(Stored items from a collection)
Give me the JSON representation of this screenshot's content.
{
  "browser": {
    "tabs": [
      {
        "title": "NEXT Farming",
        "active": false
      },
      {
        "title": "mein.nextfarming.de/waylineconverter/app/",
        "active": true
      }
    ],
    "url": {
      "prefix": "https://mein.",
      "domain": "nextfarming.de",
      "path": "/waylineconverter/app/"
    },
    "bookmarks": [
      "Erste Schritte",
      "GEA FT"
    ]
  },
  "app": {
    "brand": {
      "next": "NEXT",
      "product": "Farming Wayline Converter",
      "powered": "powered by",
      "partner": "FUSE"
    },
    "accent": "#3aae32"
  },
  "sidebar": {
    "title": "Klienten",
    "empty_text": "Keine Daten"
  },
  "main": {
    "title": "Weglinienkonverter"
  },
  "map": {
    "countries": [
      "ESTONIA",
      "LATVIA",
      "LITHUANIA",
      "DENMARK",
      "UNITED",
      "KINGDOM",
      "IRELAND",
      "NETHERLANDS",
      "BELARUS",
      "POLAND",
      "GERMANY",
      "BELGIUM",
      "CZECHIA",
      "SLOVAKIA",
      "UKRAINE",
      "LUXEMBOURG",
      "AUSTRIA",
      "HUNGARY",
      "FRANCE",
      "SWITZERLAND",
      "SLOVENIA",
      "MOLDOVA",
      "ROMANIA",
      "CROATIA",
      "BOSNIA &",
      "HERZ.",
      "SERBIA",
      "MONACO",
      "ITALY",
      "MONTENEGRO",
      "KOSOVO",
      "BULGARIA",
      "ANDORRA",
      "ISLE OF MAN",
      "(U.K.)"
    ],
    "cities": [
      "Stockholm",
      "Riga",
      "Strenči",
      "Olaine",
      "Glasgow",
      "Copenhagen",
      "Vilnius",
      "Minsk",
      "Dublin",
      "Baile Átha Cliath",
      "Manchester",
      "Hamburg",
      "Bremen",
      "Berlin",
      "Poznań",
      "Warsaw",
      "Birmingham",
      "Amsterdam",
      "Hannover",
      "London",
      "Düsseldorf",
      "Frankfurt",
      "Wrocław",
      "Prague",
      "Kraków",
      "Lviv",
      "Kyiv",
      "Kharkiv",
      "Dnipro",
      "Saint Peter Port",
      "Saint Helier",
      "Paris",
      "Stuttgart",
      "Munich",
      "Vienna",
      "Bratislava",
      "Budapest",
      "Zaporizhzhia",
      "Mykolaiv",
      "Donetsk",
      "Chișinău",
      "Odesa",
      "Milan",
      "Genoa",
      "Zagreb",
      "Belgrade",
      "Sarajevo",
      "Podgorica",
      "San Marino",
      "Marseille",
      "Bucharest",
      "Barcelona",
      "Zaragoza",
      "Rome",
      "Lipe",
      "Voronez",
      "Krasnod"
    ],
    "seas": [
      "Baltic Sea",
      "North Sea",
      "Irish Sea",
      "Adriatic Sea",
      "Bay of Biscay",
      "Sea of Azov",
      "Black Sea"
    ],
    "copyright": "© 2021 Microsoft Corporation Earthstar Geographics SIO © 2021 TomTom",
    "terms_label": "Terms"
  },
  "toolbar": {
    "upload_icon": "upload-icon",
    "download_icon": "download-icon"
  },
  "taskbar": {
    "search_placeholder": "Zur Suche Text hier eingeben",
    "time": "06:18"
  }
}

**Stated goal**:
All of the material above needs to be copied exactly.

**Response to the task**:
Give me the JSON representation of this screenshot's content.
{
  "browser": {
    "tabs": [
      {
        "title": "NEXT Farming",
        "active": false
      },
      {
        "title": "mein.nextfarming.de/waylineconverter/app/",
        "active": true
      }
    ],
    "url": {
      "prefix": "https://mein.",
      "domain": "nextfarming.de",
      "path": "/waylineconverter/app/"
    },
    "bookmarks": [
      "Erste Schritte",
      "GEA FT"
    ]
  },
  "app": {
    "brand": {
      "next": "NEXT",
      "product": "Farming Wayline Converter",
      "powered": "powered by",
      "partner": "FUSE"
    },
    "accent": "#3aae32"
  },
  "sidebar": {
    "title": "Klienten",
    "empty_text": "Keine Daten"
  },
  "main": {
    "title": "Weglinienkonverter"
  },
  "map": {
    "countries": [
      "ESTONIA",
      "LATVIA",
      "LITHUANIA",
      "DENMARK",
      "UNITED",
      "KINGDOM",
      "IRELAND",
      "NETHERLANDS",
      "BELARUS",
      "POLAND",
      "GERMANY",
      "BELGIUM",
      "CZECHIA",
      "SLOVAKIA",
      "UKRAINE",
      "LUXEMBOURG",
      "AUSTRIA",
      "HUNGARY",
      "FRANCE",
      "SWITZERLAND",
      "SLOVENIA",
      "MOLDOVA",
      "ROMANIA",
      "CROATIA",
      "BOSNIA &",
      "HERZ.",
      "SERBIA",
      "MONACO",
      "ITALY",
      "MONTENEGRO",
      "KOSOVO",
      "BULGARIA",
      "ANDORRA",
      "ISLE OF MAN",
      "(U.K.)"
    ],
    "cities": [
      "Stockholm",
      "Riga",
      "Strenči",
      "Olaine",
      "Glasgow",
      "Copenhagen",
      "Vilnius",
      "Minsk",
      "Dublin",
      "Baile Átha Cliath",
      "Manchester",
      "Hamburg",
      "Bremen",
      "Berlin",
      "Poznań",
      "Warsaw",
      "Birmingham",
      "Amsterdam",
      "Hannover",
      "London",
      "Düsseldorf",
      "Frankfurt",
      "Wrocław",
      "Prague",
      "Kraków",
      "Lviv",
      "Kyiv",
      "Kharkiv",
      "Dnipro",
      "Saint Peter Port",
      "Saint Helier",
      "Paris",
      "Stuttgart",
      "Munich",
      "Vienna",
      "Bratislava",
      "Budapest",
      "Zaporizhzhia",
      "Mykolaiv",
      "Donetsk",
      "Chișinău",
      "Odesa",
      "Milan",
      "Genoa",
      "Zagreb",
      "Belgrade",
      "Sarajevo",
      "Podgorica",
      "San Marino",
      "Marseille",
      "Bucharest",
      "Barcelona",
      "Zaragoza",
      "Rome",
      "Lipe",
      "Voronez",
      "Krasnod"
    ],
    "seas": [
      "Baltic Sea",
      "North Sea",
      "Irish Sea",
      "Adriatic Sea",
      "Bay of Biscay",
      "Sea of Azov",
      "Black Sea"
    ],
    "copyright": "© 2021 Microsoft Corporation Earthstar Geographics SIO © 2021 TomTom",
    "terms_label": "Terms"
  },
  "toolbar": {
    "upload_icon": "upload-icon",
    "download_icon": "download-icon"
  },
  "taskbar": {
    "search_placeholder": "Zur Suche Text hier eingeben",
    "time": "06:18"
  }
}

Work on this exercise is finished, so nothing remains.